Reproduce all of the data exactly.
* BEGIN EXERCISE MATERIALS *
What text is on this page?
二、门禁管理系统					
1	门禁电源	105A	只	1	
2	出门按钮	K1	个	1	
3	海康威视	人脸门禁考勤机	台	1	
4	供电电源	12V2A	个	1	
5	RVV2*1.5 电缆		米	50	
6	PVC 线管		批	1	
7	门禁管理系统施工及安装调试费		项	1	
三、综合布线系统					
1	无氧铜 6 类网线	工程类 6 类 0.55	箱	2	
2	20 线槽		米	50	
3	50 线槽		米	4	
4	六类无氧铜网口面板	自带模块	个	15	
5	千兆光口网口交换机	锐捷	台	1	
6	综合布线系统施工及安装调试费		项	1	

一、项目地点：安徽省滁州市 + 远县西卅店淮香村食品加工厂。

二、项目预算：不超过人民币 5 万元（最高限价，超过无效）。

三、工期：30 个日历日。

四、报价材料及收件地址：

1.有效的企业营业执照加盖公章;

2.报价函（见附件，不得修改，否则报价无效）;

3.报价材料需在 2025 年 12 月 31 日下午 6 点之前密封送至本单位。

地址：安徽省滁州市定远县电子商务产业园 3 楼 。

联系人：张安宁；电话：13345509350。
* END EXERCISE MATERIALS *
◆ SOLUTION FOR THIS EXERCISE:
What text is on this page?
二、门禁管理系统					
1	门禁电源	105A	只	1	
2	出门按钮	K1	个	1	
3	海康威视	人脸门禁考勤机	台	1	
4	供电电源	12V2A	个	1	
5	RVV2*1.5 电缆		米	50	
6	PVC 线管		批	1	
7	门禁管理系统施工及安装调试费		项	1	
三、综合布线系统					
1	无氧铜 6 类网线	工程类 6 类 0.55	箱	2	
2	20 线槽		米	50	
3	50 线槽		米	4	
4	六类无氧铜网口面板	自带模块	个	15	
5	千兆光口网口交换机	锐捷	台	1	
6	综合布线系统施工及安装调试费		项	1	

一、项目地点：安徽省滁州市 + 远县西卅店淮香村食品加工厂。

二、项目预算：不超过人民币 5 万元（最高限价，超过无效）。

三、工期：30 个日历日。

四、报价材料及收件地址：

1.有效的企业营业执照加盖公章;

2.报价函（见附件，不得修改，否则报价无效）;

3.报价材料需在 2025 年 12 月 31 日下午 6 点之前密封送至本单位。

地址：安徽省滁州市定远县电子商务产业园 3 楼 。

联系人：张安宁；电话：13345509350。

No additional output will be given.